§ **AIM**: Retype word for word the part of the tutorial on sending R output to Excel starting at "Creating a temporary" and ending at "need to do it.".

— start of PASSAGE SHOWN —

Automating excel outputs

R with Excel

Introduction

In this tutorial i will review some features available to send output from R (dataframes) to Excel. This might be crucial because we feel more comfortable filtering or sorting data in excel, and also because we need to provide the output in excel to end users or as an input to other processes. There is not so much material available, compared to reading excel files. The overview is not exhaustive but restricted to some practical examples which we have handled in Regacc.

Creating a temporary file

For day to day use we can create an un-named temporary file. The best is to create a function that we can add to our rstudio snippets and call it when needed instead of typing it every time we need to do it.

show_in_excel <- function(.data){
  tmp <- paste0(tempfile(), ".xlsx")
  writexl::write_xlsx(.data,tmp)
  browseURL(tmp)
}

show_in_excel(df)

Exporting as an excel table

If we want to avoid having to manually filter the first row in Excel after opening the file for sorting/filtering we can export directly the dataframe as an Excel table.

— end of PASSAGE SHOWN —
— start of MATERIAL SHOWN —

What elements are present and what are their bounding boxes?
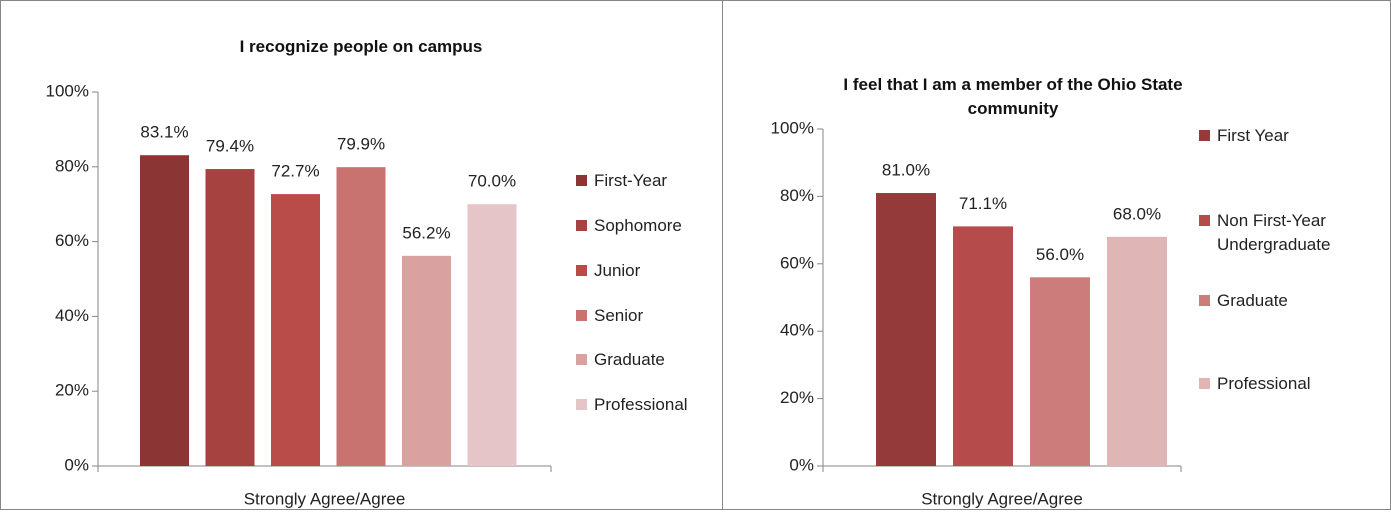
legend-item: Sophomore (576, 214, 716, 238)
value-label: 79.9% (337, 135, 385, 154)
y-tick-label: 60% (55, 231, 89, 250)
legend-swatch (1199, 215, 1210, 226)
y-tick-label: 80% (780, 186, 814, 205)
bar (953, 226, 1013, 466)
chart: 0% 20% 40% 60% 80% 100% Strongly Agree/Agree 83… (46, 81, 552, 508)
y-tick-label: 80% (55, 156, 89, 175)
x-tick-label: Strongly Agree/Agree (921, 489, 1083, 508)
legend-item: Professional (576, 393, 716, 417)
legend-swatch (576, 265, 587, 276)
y-tick-label: 0% (789, 455, 814, 474)
y-tick-label: 60% (780, 253, 814, 272)
value-label: 68.0% (1113, 204, 1161, 223)
y-tick-label: 40% (55, 306, 89, 325)
legend-item: Professional (1199, 372, 1384, 396)
legend-label: First-Year (594, 171, 668, 190)
chart-panel: 0% 20% 40% 60% 80% 100% Strongly Agree/Agree 83… (0, 0, 723, 510)
y-tick-label: 40% (780, 321, 814, 340)
value-label: 71.1% (959, 194, 1007, 213)
value-label: 70.0% (468, 172, 516, 191)
chart-title: I feel that I am a member of the Ohio St… (843, 75, 1183, 118)
legend-label: Professional (1217, 374, 1311, 393)
bar (1030, 277, 1090, 466)
legend-label: First Year (1217, 126, 1289, 145)
legend-item: Non First-Year Undergraduate (1199, 209, 1384, 257)
y-tick-label: 0% (64, 455, 89, 474)
value-label: 56.2% (402, 223, 450, 242)
value-label: 83.1% (140, 123, 188, 142)
legend-swatch (576, 310, 587, 321)
legend-label: Non First-Year Undergraduate (1217, 211, 1331, 254)
legend-label: Graduate (1217, 291, 1288, 310)
legend-item: Graduate (576, 348, 716, 372)
value-label: 79.4% (206, 137, 254, 156)
legend-swatch (576, 220, 587, 231)
legend-label: Senior (594, 306, 644, 325)
chart: 0% 20% 40% 60% 80% 100% Strongly Agree/Agree 81… (771, 118, 1182, 508)
bar (876, 193, 936, 466)
chart-title: I recognize people on campus (239, 37, 483, 56)
bar (336, 167, 386, 466)
y-tick-label: 20% (55, 381, 89, 400)
value-label: 81.0% (882, 161, 930, 180)
bar (205, 169, 255, 466)
y-tick-label: 100% (46, 81, 89, 100)
y-tick-label: 100% (771, 118, 814, 137)
legend-swatch (576, 354, 587, 365)
bar (402, 255, 451, 466)
value-label: 72.7% (271, 162, 319, 181)
legend-item: First-Year (576, 169, 716, 193)
legend-item: First Year (1199, 124, 1384, 148)
legend-swatch (576, 399, 587, 410)
legend-swatch (1199, 378, 1210, 389)
legend-swatch (1199, 295, 1210, 306)
legend-label: Junior (594, 261, 641, 280)
legend-item: Senior (576, 304, 716, 328)
legend-label: Sophomore (594, 216, 682, 235)
legend-item: Junior (576, 259, 716, 283)
legend-label: Professional (594, 395, 688, 414)
legend-item: Graduate (1199, 289, 1384, 313)
bar (271, 194, 320, 467)
y-tick-label: 20% (780, 388, 814, 407)
legend-swatch (1199, 130, 1210, 141)
x-tick-label: Strongly Agree/Agree (244, 489, 406, 508)
legend-label: Graduate (594, 350, 665, 369)
bar (140, 155, 189, 466)
bar (1107, 236, 1167, 466)
chart-panel: 0% 20% 40% 60% 80% 100% Strongly Agree/Agree 81… (722, 0, 1391, 510)
bar (467, 204, 517, 466)
value-label: 56.0% (1036, 245, 1084, 264)
legend-swatch (576, 175, 587, 186)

— end of MATERIAL SHOWN —

§ **SOLUTION FOR THIS PROBLEM**:
Creating a temporary file

For day to day use we can create an un-named temporary file. The best is to create a function that we can add to our rstudio snippets and call it when needed instead of typing it every time we need to do it.